### Exercise details
Only the lines holding the string "this" are needed. Copy each one.

### Rows

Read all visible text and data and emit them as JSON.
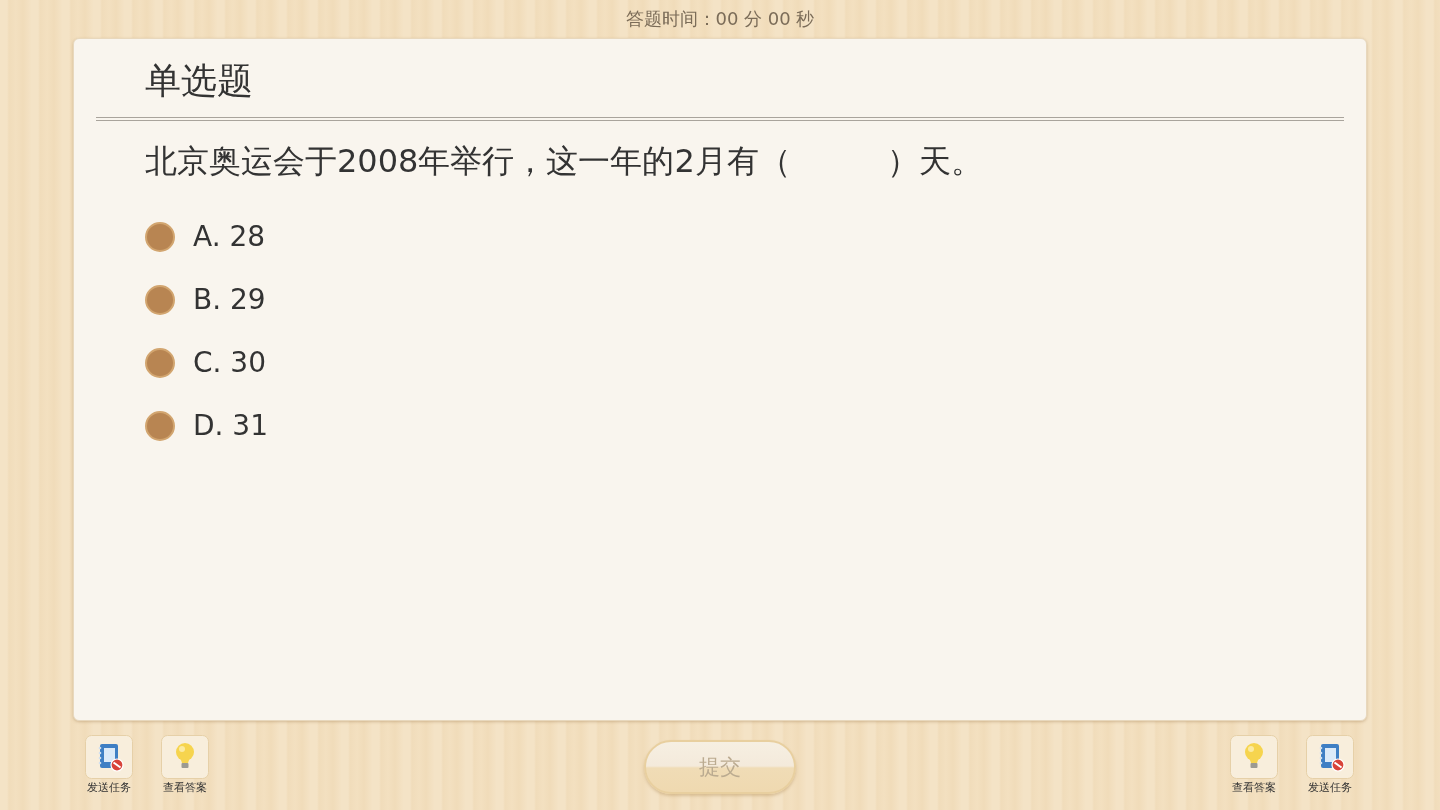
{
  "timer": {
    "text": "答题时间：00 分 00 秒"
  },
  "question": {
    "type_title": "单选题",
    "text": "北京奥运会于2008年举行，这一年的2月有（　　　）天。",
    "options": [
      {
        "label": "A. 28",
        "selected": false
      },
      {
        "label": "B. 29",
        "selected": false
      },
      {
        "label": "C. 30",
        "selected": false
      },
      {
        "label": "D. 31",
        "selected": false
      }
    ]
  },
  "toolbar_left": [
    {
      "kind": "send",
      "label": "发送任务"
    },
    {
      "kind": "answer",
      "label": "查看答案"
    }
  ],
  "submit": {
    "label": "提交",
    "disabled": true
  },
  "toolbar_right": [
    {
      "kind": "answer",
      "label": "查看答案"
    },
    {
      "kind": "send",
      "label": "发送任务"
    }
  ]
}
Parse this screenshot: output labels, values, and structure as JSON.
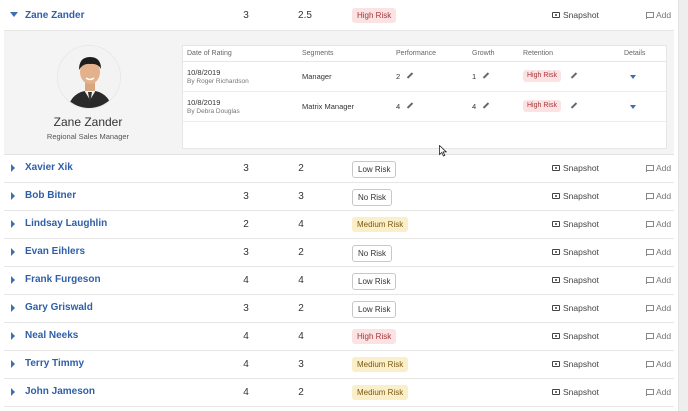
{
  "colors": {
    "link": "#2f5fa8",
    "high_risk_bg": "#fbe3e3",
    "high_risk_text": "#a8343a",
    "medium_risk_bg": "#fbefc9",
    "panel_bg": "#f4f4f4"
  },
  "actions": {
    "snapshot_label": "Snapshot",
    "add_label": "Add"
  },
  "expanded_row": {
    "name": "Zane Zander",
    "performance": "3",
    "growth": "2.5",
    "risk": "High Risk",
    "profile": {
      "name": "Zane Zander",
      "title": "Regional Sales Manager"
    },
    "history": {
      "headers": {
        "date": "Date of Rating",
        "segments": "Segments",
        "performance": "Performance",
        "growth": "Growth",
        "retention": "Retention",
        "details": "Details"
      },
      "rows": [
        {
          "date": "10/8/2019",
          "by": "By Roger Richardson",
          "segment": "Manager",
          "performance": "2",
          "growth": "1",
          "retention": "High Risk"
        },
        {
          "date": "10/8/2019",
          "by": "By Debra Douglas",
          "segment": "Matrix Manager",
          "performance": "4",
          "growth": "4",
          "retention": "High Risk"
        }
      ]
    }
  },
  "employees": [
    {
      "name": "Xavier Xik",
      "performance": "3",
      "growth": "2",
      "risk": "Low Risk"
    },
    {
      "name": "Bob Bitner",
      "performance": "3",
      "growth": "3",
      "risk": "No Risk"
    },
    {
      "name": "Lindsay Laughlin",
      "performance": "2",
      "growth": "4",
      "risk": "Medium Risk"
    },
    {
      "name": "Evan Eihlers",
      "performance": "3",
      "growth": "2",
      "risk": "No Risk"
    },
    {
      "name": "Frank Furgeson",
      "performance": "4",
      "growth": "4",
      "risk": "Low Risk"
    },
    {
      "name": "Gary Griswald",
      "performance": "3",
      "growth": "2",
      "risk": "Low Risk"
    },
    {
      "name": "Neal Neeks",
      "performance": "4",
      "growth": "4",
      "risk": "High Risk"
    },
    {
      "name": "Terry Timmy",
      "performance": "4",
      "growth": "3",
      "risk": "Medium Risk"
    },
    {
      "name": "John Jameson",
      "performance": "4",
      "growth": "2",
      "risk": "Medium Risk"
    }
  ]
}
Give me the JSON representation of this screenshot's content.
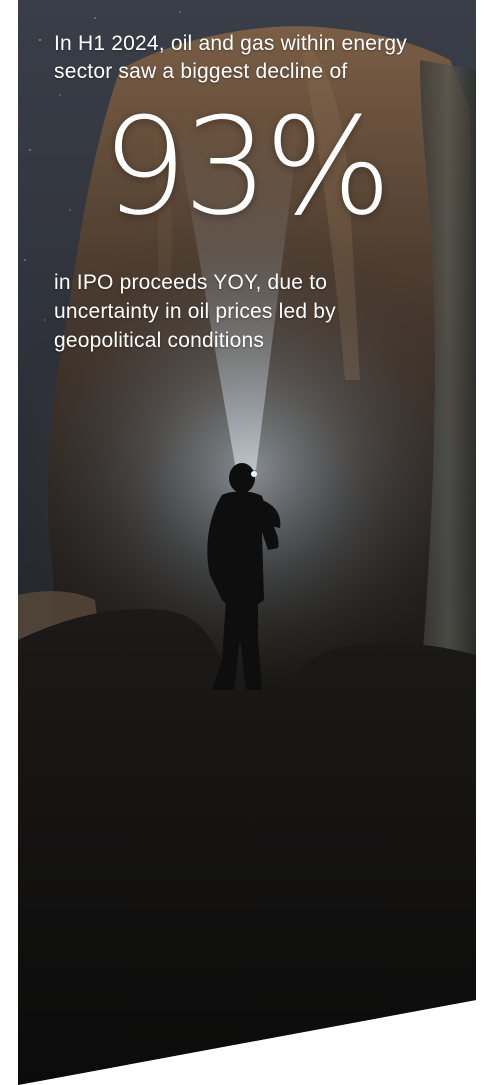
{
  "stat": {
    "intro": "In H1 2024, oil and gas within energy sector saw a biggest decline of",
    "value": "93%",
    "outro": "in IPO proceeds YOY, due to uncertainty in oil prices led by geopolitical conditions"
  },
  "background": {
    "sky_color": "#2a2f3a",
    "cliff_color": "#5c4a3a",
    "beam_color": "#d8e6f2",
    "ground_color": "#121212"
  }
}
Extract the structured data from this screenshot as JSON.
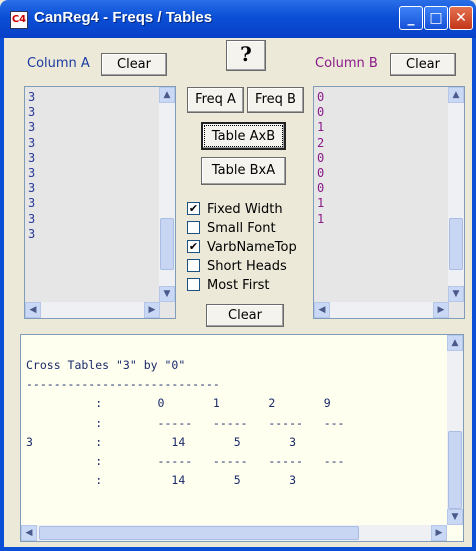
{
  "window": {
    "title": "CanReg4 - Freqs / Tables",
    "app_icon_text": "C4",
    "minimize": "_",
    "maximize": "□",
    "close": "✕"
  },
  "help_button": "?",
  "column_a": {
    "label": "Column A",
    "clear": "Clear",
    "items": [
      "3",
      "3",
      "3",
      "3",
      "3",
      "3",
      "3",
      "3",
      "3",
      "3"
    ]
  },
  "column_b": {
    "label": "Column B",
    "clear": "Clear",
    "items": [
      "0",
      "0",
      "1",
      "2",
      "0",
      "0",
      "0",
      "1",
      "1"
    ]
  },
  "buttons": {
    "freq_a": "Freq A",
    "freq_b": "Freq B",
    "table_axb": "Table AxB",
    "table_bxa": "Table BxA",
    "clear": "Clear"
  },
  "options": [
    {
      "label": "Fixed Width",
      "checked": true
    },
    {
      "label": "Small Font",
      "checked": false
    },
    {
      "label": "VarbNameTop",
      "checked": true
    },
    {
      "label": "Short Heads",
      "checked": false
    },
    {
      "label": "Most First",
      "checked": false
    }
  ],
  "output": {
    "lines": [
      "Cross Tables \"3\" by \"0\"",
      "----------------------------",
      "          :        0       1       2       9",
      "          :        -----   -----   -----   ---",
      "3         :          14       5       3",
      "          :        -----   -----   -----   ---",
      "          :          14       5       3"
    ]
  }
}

### Answer to the exercise
Parse this screenshot: output labels, values, and structure as JSON.
Give me the JSON representation of this screenshot's content.
Extract the structured data from this screenshot as JSON.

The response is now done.